» Excerpt:
The decree of prohibition is criticised as an illegal measure adopted
over the head of the Reichstag, and characterized by a leader of the
opposition in the Reichstag to be the author of the
article as being an “unworthy trick.”
It is possible that a German deputy has used such an expression to the
representative of a foreign power. We know more than one whom we
consider capable of such an act. On the other hand, it surprises us to
find the signature of a minister accredited to His Majesty the Emperor
under such declarations.
In the article it is further stated: “The Tribune, an influential organ
of the party of progress, has convincingly shown the sanitary
harmiessness of American pork products. It was solely in the interests
of the larger land owners and meat producers of Germany that the
prohibition which took 15,000 marks annually from the poor to give them
to the rich was issued.” At this point the style of the publication
attains a pathos, to which we fear our quotation will not do justice; it
is stated word for word:
“But woe to the poor who pay to him (the rich) the 15,000 marks; woe to
the hungry who imagine that it is a duty of the Government not to allow
the price of food to-become too high.”
[Page 379]
The National Zeitnng had also furnished a similar argument that could not
be refuted in favor of American interests; that journal had in
particular asserted that last year’s good harvest had afforded such rich
profits to German land owners that their interests did not require this
exclusion of American pork from German markets. Here too, therefore, the
unveiled insinuation is uttered that the Imperial Government had adopted
those measures solely for the purpose of favoring a single class, while
the existence of weighty sanitary police motives for the prohibition is
not conceded or mentioned with a single word.
In the last part of the publication the damage to American interests to
result from the decree of prohibition is referred to, and reprisals are
threatened, leaving out of consideration the fact that North America for
whole decades has shut itself off from the products of European industry
by the highest protective and prohibitive duties, without our ever
having thought of demanding of America consideration for injured German
and disregard of American interests.
The publication closes with the declaration that America “cannot submit
to the exclusion of her products under false pretenses.”
The article, therefore, anticipates the employment of international
pressure to force the American trichinae upon the German consumer, after
the latter has borne the burden of inconsiderable taxation in order to
be protected against the domestic trichinae. This view is not without
analogy to that which was at the bottom of the Chinese opium war. What
Would the public and the press say in England if a German publication,
similar to that contained in the columns of the New Yorker
Handels-Zeitung, had attacked the prohibition of the importation of
German cattle into England with such arguments, and if under such
publication the name of the German ambassador accredited to the Queen of
England had stood? Assuredly such international warfare would not have
found in the English press organs to advocate the interests of a foreign
land at the expense of domestic policy.

» Entries shown:
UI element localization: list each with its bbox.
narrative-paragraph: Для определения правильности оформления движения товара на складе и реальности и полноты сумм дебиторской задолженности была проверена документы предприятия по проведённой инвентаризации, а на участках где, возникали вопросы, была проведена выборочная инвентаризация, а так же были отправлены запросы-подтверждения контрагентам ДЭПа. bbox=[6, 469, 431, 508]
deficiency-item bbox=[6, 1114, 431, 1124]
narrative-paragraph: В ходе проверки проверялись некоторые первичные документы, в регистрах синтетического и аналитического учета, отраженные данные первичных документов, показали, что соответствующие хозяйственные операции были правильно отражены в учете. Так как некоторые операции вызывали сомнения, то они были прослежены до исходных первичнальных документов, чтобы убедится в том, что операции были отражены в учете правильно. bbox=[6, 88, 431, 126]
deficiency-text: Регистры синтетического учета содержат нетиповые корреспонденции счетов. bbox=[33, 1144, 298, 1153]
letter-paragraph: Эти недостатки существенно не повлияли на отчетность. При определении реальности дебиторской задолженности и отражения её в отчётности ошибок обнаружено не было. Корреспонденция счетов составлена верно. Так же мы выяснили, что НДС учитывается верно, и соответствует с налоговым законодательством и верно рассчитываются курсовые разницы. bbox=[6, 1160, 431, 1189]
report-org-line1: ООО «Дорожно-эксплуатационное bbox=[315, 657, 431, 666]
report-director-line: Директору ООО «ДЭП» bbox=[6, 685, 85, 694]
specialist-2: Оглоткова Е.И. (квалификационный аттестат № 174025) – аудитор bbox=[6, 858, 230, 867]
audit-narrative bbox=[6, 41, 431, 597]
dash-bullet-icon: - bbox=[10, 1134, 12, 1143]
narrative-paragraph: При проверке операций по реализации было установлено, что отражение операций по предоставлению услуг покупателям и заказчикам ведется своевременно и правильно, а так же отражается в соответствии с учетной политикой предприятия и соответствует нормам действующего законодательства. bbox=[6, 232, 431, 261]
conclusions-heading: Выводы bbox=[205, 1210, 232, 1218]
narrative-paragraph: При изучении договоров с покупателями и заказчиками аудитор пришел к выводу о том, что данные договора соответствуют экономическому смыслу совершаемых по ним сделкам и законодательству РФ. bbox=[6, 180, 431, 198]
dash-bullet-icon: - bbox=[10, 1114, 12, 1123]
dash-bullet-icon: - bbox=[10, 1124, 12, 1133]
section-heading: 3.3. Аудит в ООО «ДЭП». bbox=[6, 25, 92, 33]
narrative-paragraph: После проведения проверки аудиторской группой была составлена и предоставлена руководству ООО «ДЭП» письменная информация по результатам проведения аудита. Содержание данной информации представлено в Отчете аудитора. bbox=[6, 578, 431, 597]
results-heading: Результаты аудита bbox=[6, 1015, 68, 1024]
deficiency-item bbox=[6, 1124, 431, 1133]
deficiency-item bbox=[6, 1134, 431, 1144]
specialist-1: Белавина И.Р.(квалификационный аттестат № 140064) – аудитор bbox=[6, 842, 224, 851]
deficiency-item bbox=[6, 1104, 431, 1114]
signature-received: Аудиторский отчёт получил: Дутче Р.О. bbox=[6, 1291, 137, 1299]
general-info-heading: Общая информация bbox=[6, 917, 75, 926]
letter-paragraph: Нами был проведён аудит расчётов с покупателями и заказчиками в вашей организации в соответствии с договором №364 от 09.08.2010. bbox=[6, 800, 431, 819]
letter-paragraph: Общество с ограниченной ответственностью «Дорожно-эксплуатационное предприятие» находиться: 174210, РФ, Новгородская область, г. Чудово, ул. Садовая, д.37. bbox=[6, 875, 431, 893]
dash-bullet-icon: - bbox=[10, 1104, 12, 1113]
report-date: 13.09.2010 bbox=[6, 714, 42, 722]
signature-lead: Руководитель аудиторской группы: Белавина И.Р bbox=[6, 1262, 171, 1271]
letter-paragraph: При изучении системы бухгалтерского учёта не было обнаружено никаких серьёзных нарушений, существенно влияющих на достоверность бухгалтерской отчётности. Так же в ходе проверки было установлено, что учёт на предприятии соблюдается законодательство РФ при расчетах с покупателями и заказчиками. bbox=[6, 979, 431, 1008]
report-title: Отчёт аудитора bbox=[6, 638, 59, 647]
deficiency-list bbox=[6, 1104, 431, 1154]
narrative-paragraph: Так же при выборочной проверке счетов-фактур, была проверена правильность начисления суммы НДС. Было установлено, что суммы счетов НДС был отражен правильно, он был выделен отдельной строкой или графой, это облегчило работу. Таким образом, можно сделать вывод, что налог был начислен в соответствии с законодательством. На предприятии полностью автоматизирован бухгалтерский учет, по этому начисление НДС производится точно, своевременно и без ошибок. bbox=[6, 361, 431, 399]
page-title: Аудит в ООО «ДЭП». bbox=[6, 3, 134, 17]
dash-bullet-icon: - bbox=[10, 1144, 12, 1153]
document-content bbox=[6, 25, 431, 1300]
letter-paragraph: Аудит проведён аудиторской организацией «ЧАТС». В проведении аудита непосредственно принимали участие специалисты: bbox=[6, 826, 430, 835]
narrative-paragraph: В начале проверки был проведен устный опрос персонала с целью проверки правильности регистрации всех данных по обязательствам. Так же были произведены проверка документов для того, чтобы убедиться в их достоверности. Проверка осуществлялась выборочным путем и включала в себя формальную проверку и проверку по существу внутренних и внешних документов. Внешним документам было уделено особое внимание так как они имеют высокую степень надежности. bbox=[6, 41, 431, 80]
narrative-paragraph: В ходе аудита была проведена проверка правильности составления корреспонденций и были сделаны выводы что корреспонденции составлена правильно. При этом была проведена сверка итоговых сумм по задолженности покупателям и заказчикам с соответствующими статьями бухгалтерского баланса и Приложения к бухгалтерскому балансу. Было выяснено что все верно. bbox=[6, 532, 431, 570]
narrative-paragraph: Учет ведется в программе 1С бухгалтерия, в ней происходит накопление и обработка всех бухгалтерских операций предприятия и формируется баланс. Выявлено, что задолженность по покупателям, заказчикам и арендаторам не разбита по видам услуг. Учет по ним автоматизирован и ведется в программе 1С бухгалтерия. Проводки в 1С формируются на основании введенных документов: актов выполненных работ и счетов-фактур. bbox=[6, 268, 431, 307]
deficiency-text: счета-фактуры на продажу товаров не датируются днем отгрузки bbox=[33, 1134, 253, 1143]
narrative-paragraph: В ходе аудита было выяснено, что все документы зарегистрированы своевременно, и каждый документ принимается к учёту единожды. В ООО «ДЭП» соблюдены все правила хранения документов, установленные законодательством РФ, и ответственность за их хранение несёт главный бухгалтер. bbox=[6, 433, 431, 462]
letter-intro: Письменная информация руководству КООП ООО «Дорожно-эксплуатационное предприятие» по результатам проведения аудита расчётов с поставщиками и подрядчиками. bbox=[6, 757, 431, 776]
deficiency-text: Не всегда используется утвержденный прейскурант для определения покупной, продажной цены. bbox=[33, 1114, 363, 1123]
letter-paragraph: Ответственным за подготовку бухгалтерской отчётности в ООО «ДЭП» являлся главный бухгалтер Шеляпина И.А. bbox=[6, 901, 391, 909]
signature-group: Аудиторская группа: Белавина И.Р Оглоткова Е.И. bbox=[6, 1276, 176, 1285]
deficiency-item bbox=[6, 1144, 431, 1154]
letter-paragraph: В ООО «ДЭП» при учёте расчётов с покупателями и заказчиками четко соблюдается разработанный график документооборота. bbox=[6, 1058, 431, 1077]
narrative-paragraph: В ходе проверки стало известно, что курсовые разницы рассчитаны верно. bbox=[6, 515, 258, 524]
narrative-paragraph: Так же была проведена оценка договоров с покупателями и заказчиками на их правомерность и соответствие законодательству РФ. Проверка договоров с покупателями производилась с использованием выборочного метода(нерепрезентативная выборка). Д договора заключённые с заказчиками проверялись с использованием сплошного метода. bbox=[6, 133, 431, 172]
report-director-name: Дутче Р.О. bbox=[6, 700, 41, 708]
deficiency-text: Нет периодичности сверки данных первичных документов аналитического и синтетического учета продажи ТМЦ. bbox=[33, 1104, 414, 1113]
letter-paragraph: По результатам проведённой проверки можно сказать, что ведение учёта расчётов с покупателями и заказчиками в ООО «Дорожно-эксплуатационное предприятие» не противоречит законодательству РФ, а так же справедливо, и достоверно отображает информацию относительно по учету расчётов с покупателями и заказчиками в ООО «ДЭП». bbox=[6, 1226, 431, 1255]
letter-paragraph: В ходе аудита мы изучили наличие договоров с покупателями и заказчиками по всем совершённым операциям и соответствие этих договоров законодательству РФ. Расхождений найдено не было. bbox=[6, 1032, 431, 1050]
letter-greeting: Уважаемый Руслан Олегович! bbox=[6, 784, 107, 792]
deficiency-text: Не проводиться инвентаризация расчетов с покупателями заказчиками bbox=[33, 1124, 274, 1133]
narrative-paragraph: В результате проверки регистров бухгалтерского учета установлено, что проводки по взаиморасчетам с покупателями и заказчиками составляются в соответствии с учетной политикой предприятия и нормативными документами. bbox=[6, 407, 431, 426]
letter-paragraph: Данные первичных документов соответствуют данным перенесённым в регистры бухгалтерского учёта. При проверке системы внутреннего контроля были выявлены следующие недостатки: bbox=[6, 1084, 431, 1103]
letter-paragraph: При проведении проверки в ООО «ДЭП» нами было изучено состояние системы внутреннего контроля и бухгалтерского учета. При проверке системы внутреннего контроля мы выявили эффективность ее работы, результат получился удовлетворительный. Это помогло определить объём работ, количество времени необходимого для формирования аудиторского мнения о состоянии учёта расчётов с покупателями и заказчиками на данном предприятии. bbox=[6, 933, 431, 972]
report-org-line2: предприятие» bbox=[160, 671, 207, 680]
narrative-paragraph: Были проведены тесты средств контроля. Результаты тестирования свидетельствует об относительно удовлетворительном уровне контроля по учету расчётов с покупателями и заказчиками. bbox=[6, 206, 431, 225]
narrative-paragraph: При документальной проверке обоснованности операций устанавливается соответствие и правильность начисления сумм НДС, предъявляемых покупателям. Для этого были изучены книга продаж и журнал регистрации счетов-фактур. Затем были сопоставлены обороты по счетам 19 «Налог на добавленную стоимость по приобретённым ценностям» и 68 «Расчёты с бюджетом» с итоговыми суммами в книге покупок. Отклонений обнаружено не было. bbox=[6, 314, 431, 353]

» Problem: In the excerpt on the German ban on American pork, why does the writer object to the article's threat of reprisals? Answer in one to three sentences.

» Written response: The writer objects that the threat ignores North America's own record: for whole decades it has shut out European industrial products with the highest protective and prohibitive duties. Germany, for its part, never demanded that America show consideration for the German interests this harmed.